[BEGIN]
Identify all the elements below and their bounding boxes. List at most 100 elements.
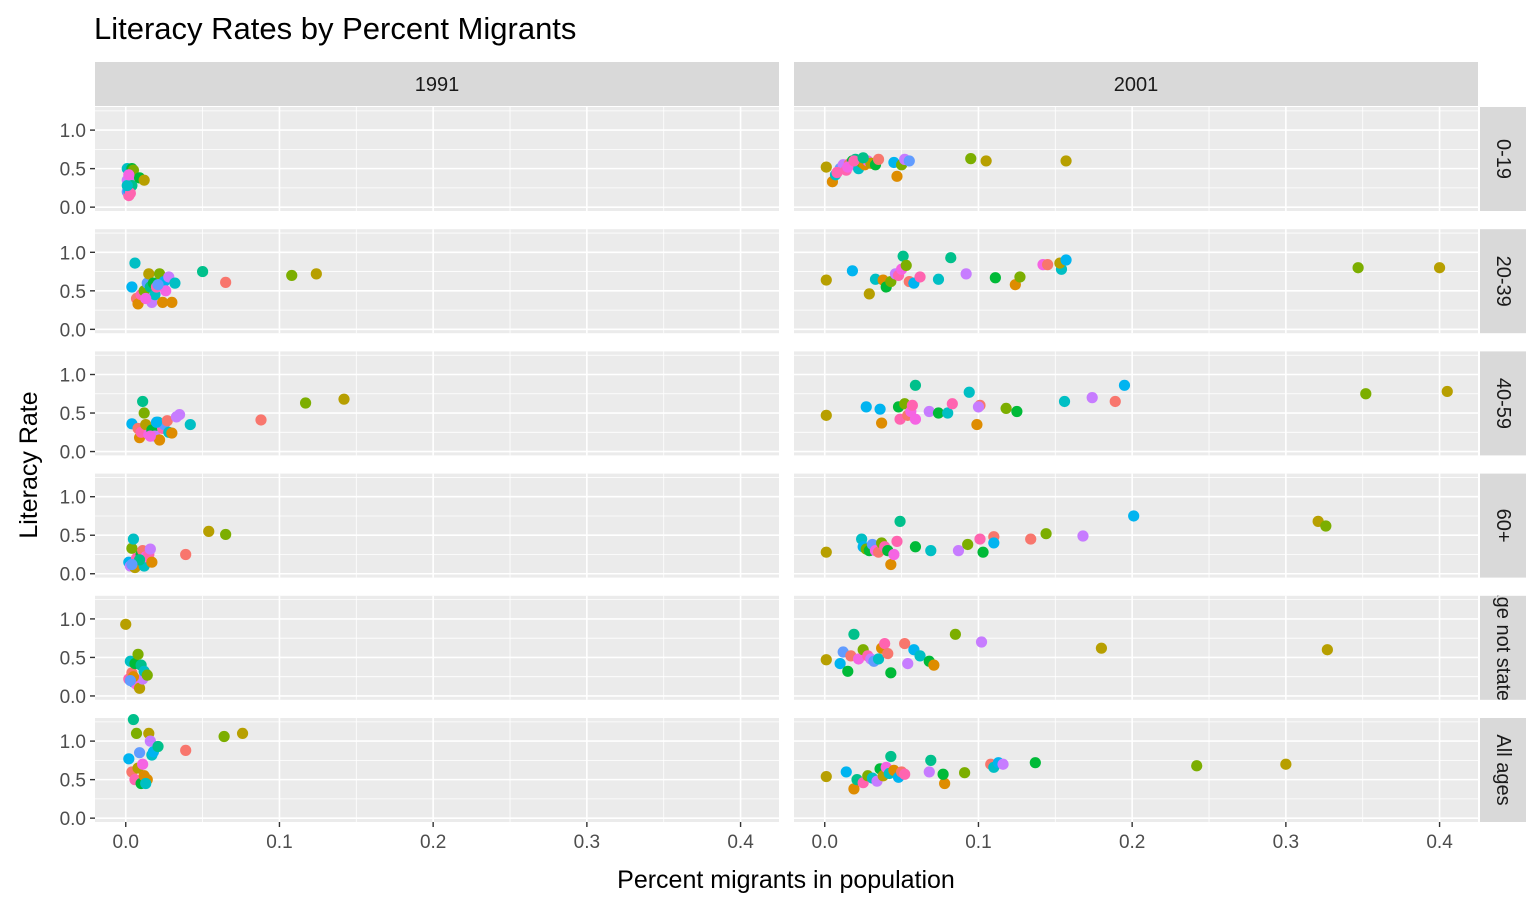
column-strip	[95, 62, 779, 106]
x-tick-label: 0.0	[812, 832, 838, 853]
data-point	[127, 533, 140, 545]
data-point	[932, 407, 945, 419]
data-point	[123, 753, 135, 765]
data-point	[1118, 379, 1131, 391]
y-tick-label: 0.5	[60, 282, 86, 303]
data-point	[143, 268, 155, 280]
data-point	[960, 268, 972, 280]
row-strip	[1480, 595, 1526, 700]
data-point	[144, 543, 156, 555]
data-point	[338, 393, 350, 405]
data-point	[831, 166, 843, 179]
data-point	[1191, 760, 1203, 772]
data-point	[988, 537, 1000, 549]
data-point	[909, 541, 922, 553]
data-point	[236, 727, 249, 740]
data-point	[1014, 271, 1026, 283]
y-tick-label: 0.5	[60, 526, 86, 547]
data-point	[906, 399, 918, 411]
data-point	[903, 155, 915, 167]
data-point	[129, 257, 141, 269]
row-strip-label: All ages	[1492, 734, 1514, 805]
data-point	[977, 546, 989, 558]
data-point	[123, 169, 135, 181]
data-point	[971, 418, 983, 431]
data-point	[1360, 388, 1372, 400]
data-point	[1128, 510, 1140, 522]
data-point	[962, 538, 974, 551]
data-point	[852, 653, 865, 665]
row-strip-text-group: 0-19	[1492, 139, 1514, 179]
data-point	[121, 179, 133, 192]
y-tick-label: 1.0	[60, 732, 86, 753]
data-point	[872, 153, 885, 165]
y-tick-label: 0.5	[60, 648, 86, 669]
panel-background	[95, 229, 779, 334]
data-point	[138, 174, 150, 186]
panels-layer: 1991 2001 0-19 20-39 40-59 60+ Age not stated A…	[60, 62, 1526, 853]
data-point	[1060, 254, 1072, 266]
data-point	[963, 386, 975, 398]
data-point	[1095, 642, 1108, 654]
data-point	[310, 268, 322, 280]
data-point	[1433, 262, 1446, 274]
row-strip-label: 20-39	[1492, 256, 1514, 307]
data-point	[894, 515, 906, 527]
row-strip-text-group: 60+	[1492, 509, 1514, 543]
data-point	[152, 740, 164, 753]
y-tick-label: 0.0	[60, 198, 86, 219]
data-point	[846, 265, 859, 277]
data-point	[166, 427, 178, 439]
row-strip-label: 0-19	[1492, 139, 1514, 179]
data-point	[897, 250, 909, 262]
data-point	[220, 276, 232, 288]
data-point	[842, 665, 854, 677]
data-point	[141, 669, 153, 681]
data-point	[157, 296, 169, 308]
column-strip-label: 2001	[1114, 74, 1159, 96]
data-point	[879, 637, 891, 650]
data-point	[909, 379, 922, 391]
data-point	[820, 770, 832, 783]
row-strip	[1480, 351, 1526, 456]
data-point	[863, 288, 875, 300]
x-tick-label: 0.4	[727, 832, 754, 853]
data-point	[1025, 533, 1037, 545]
data-point	[975, 636, 988, 648]
data-point	[127, 713, 140, 726]
data-point	[152, 279, 164, 291]
panel-background	[95, 351, 779, 456]
data-point	[184, 418, 196, 431]
x-tick-label: 0.4	[1426, 832, 1453, 853]
row-strip-label: 60+	[1492, 509, 1514, 543]
x-tick-label: 0.3	[1273, 832, 1299, 853]
data-point	[882, 647, 894, 660]
data-point	[180, 548, 192, 561]
row-strip-text-group: 20-39	[1492, 256, 1514, 307]
data-point	[126, 558, 138, 571]
x-tick-label: 0.1	[266, 832, 292, 853]
data-point	[925, 545, 937, 557]
data-point	[1321, 644, 1333, 656]
data-point	[923, 766, 935, 778]
data-point	[965, 153, 977, 165]
data-point	[1441, 385, 1453, 398]
data-point	[932, 273, 945, 285]
data-point	[286, 269, 298, 282]
data-point	[888, 548, 900, 561]
data-point	[120, 618, 132, 630]
data-point	[914, 650, 926, 662]
panel-background	[95, 107, 779, 211]
column-strip	[794, 62, 1478, 106]
y-axis-title: Literacy Rate	[15, 391, 43, 538]
data-point	[928, 659, 940, 671]
data-point	[834, 657, 846, 670]
data-point	[959, 767, 971, 779]
y-tick-label: 1.0	[60, 610, 86, 631]
data-point	[299, 397, 312, 409]
x-tick-label: 0.1	[965, 832, 991, 853]
data-point	[220, 528, 232, 541]
data-point	[196, 265, 209, 278]
data-point	[902, 657, 914, 670]
data-point	[972, 401, 985, 413]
[END]
▸ **Exercise goal**: Copy out word for word everything in the items from the line containing "62, 779, 106]" down to the line containing "169, 135, 181]", both of those lines included.

▸ **Exercise response**:
column-strip	[95, 62, 779, 106]
x-tick-label: 0.0	[812, 832, 838, 853]
data-point	[127, 533, 140, 545]
data-point	[932, 407, 945, 419]
data-point	[123, 753, 135, 765]
data-point	[1118, 379, 1131, 391]
y-tick-label: 0.5	[60, 282, 86, 303]
data-point	[143, 268, 155, 280]
data-point	[960, 268, 972, 280]
row-strip	[1480, 595, 1526, 700]
data-point	[144, 543, 156, 555]
data-point	[338, 393, 350, 405]
data-point	[831, 166, 843, 179]
data-point	[1191, 760, 1203, 772]
data-point	[988, 537, 1000, 549]
data-point	[909, 541, 922, 553]
data-point	[236, 727, 249, 740]
data-point	[1014, 271, 1026, 283]
y-tick-label: 0.5	[60, 526, 86, 547]
data-point	[906, 399, 918, 411]
data-point	[903, 155, 915, 167]
data-point	[129, 257, 141, 269]
row-strip-label: All ages	[1492, 734, 1514, 805]
data-point	[977, 546, 989, 558]
data-point	[123, 169, 135, 181]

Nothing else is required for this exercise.